Reproduce each line exactly, including spacing and punctuation.

* Supplied records
_____
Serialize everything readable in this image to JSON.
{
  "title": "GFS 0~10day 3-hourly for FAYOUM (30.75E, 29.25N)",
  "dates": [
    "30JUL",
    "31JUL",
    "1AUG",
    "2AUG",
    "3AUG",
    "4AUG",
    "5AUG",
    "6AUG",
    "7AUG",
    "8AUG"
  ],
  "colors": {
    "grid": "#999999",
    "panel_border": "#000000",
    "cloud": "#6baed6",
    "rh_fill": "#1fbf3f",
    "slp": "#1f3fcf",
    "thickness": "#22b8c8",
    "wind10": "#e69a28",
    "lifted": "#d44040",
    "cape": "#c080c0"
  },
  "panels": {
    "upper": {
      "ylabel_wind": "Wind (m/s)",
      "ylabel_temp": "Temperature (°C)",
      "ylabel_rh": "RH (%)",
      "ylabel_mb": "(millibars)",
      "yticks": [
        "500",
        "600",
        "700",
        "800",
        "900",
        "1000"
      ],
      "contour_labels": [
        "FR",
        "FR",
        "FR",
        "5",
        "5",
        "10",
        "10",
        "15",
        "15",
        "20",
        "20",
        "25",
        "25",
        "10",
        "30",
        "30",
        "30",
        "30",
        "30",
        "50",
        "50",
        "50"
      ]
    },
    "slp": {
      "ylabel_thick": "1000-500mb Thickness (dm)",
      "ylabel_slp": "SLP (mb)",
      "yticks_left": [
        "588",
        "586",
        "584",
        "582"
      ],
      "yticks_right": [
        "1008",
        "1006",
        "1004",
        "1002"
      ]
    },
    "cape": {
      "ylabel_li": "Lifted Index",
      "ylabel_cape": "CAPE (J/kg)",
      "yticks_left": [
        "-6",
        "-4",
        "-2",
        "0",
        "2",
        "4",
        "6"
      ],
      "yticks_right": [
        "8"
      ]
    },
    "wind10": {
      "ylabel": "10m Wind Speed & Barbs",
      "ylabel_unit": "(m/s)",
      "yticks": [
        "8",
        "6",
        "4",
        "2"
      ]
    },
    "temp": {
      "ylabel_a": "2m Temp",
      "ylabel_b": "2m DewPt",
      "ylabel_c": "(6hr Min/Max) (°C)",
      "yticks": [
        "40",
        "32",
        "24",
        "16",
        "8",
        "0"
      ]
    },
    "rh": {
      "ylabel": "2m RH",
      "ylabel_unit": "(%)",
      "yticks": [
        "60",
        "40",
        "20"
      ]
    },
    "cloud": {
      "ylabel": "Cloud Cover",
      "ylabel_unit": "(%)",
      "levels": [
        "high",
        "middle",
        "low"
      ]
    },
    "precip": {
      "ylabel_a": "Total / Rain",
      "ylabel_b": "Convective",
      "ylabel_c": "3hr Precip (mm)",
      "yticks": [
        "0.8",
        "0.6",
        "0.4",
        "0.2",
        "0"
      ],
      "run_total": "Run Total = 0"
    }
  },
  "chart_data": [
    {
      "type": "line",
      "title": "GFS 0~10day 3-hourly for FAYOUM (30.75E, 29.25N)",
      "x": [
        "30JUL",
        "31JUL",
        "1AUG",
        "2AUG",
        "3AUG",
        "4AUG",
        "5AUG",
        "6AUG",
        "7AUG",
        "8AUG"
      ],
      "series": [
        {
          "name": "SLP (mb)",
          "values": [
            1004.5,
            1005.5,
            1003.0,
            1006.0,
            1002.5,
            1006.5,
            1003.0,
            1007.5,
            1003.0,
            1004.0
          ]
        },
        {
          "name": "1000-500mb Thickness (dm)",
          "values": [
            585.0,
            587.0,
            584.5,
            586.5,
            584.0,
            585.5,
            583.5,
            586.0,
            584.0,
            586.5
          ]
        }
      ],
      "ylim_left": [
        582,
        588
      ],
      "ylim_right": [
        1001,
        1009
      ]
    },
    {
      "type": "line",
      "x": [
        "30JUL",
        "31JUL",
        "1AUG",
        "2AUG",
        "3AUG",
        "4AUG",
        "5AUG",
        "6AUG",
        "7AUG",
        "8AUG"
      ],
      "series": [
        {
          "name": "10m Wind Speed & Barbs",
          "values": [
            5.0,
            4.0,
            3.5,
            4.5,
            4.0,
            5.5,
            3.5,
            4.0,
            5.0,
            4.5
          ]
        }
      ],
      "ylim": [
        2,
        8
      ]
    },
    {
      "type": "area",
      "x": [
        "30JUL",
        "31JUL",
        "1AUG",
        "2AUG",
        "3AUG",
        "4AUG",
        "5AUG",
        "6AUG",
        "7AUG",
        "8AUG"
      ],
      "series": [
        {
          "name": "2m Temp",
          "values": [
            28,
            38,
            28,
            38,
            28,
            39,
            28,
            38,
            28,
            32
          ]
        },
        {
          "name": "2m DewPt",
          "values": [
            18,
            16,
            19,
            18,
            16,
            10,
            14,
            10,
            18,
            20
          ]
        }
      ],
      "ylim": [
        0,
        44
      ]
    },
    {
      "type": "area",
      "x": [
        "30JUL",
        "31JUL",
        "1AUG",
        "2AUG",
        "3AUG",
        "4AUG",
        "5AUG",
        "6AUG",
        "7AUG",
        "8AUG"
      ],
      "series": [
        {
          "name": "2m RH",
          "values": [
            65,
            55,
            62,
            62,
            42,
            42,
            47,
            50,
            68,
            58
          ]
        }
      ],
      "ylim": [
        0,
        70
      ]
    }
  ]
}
_____
* Written response
Serialize everything readable in this image to JSON.
{
  "title": "GFS 0~10day 3-hourly for FAYOUM (30.75E, 29.25N)",
  "dates": [
    "30JUL",
    "31JUL",
    "1AUG",
    "2AUG",
    "3AUG",
    "4AUG",
    "5AUG",
    "6AUG",
    "7AUG",
    "8AUG"
  ],
  "colors": {
    "grid": "#999999",
    "panel_border": "#000000",
    "cloud": "#6baed6",
    "rh_fill": "#1fbf3f",
    "slp": "#1f3fcf",
    "thickness": "#22b8c8",
    "wind10": "#e69a28",
    "lifted": "#d44040",
    "cape": "#c080c0"
  },
  "panels": {
    "upper": {
      "ylabel_wind": "Wind (m/s)",
      "ylabel_temp": "Temperature (°C)",
      "ylabel_rh": "RH (%)",
      "ylabel_mb": "(millibars)",
      "yticks": [
        "500",
        "600",
        "700",
        "800",
        "900",
        "1000"
      ],
      "contour_labels": [
        "FR",
        "FR",
        "FR",
        "5",
        "5",
        "10",
        "10",
        "15",
        "15",
        "20",
        "20",
        "25",
        "25",
        "10",
        "30",
        "30",
        "30",
        "30",
        "30",
        "50",
        "50",
        "50"
      ]
    },
    "slp": {
      "ylabel_thick": "1000-500mb Thickness (dm)",
      "ylabel_slp": "SLP (mb)",
      "yticks_left": [
        "588",
        "586",
        "584",
        "582"
      ],
      "yticks_right": [
        "1008",
        "1006",
        "1004",
        "1002"
      ]
    },
    "cape": {
      "ylabel_li": "Lifted Index",
      "ylabel_cape": "CAPE (J/kg)",
      "yticks_left": [
        "-6",
        "-4",
        "-2",
        "0",
        "2",
        "4",
        "6"
      ],
      "yticks_right": [
        "8"
      ]
    },
    "wind10": {
      "ylabel": "10m Wind Speed & Barbs",
      "ylabel_unit": "(m/s)",
      "yticks": [
        "8",
        "6",
        "4",
        "2"
      ]
    },
    "temp": {
      "ylabel_a": "2m Temp",
      "ylabel_b": "2m DewPt",
      "ylabel_c": "(6hr Min/Max) (°C)",
      "yticks": [
        "40",
        "32",
        "24",
        "16",
        "8",
        "0"
      ]
    },
    "rh": {
      "ylabel": "2m RH",
      "ylabel_unit": "(%)",
      "yticks": [
        "60",
        "40",
        "20"
      ]
    },
    "cloud": {
      "ylabel": "Cloud Cover",
      "ylabel_unit": "(%)",
      "levels": [
        "high",
        "middle",
        "low"
      ]
    },
    "precip": {
      "ylabel_a": "Total / Rain",
      "ylabel_b": "Convective",
      "ylabel_c": "3hr Precip (mm)",
      "yticks": [
        "0.8",
        "0.6",
        "0.4",
        "0.2",
        "0"
      ],
      "run_total": "Run Total = 0"
    }
  },
  "chart_data": [
    {
      "type": "line",
      "title": "GFS 0~10day 3-hourly for FAYOUM (30.75E, 29.25N)",
      "x": [
        "30JUL",
        "31JUL",
        "1AUG",
        "2AUG",
        "3AUG",
        "4AUG",
        "5AUG",
        "6AUG",
        "7AUG",
        "8AUG"
      ],
      "series": [
        {
          "name": "SLP (mb)",
          "values": [
            1004.5,
            1005.5,
            1003.0,
            1006.0,
            1002.5,
            1006.5,
            1003.0,
            1007.5,
            1003.0,
            1004.0
          ]
        },
        {
          "name": "1000-500mb Thickness (dm)",
          "values": [
            585.0,
            587.0,
            584.5,
            586.5,
            584.0,
            585.5,
            583.5,
            586.0,
            584.0,
            586.5
          ]
        }
      ],
      "ylim_left": [
        582,
        588
      ],
      "ylim_right": [
        1001,
        1009
      ]
    },
    {
      "type": "line",
      "x": [
        "30JUL",
        "31JUL",
        "1AUG",
        "2AUG",
        "3AUG",
        "4AUG",
        "5AUG",
        "6AUG",
        "7AUG",
        "8AUG"
      ],
      "series": [
        {
          "name": "10m Wind Speed & Barbs",
          "values": [
            5.0,
            4.0,
            3.5,
            4.5,
            4.0,
            5.5,
            3.5,
            4.0,
            5.0,
            4.5
          ]
        }
      ],
      "ylim": [
        2,
        8
      ]
    },
    {
      "type": "area",
      "x": [
        "30JUL",
        "31JUL",
        "1AUG",
        "2AUG",
        "3AUG",
        "4AUG",
        "5AUG",
        "6AUG",
        "7AUG",
        "8AUG"
      ],
      "series": [
        {
          "name": "2m Temp",
          "values": [
            28,
            38,
            28,
            38,
            28,
            39,
            28,
            38,
            28,
            32
          ]
        },
        {
          "name": "2m DewPt",
          "values": [
            18,
            16,
            19,
            18,
            16,
            10,
            14,
            10,
            18,
            20
          ]
        }
      ],
      "ylim": [
        0,
        44
      ]
    },
    {
      "type": "area",
      "x": [
        "30JUL",
        "31JUL",
        "1AUG",
        "2AUG",
        "3AUG",
        "4AUG",
        "5AUG",
        "6AUG",
        "7AUG",
        "8AUG"
      ],
      "series": [
        {
          "name": "2m RH",
          "values": [
            65,
            55,
            62,
            62,
            42,
            42,
            47,
            50,
            68,
            58
          ]
        }
      ],
      "ylim": [
        0,
        70
      ]
    }
  ]
}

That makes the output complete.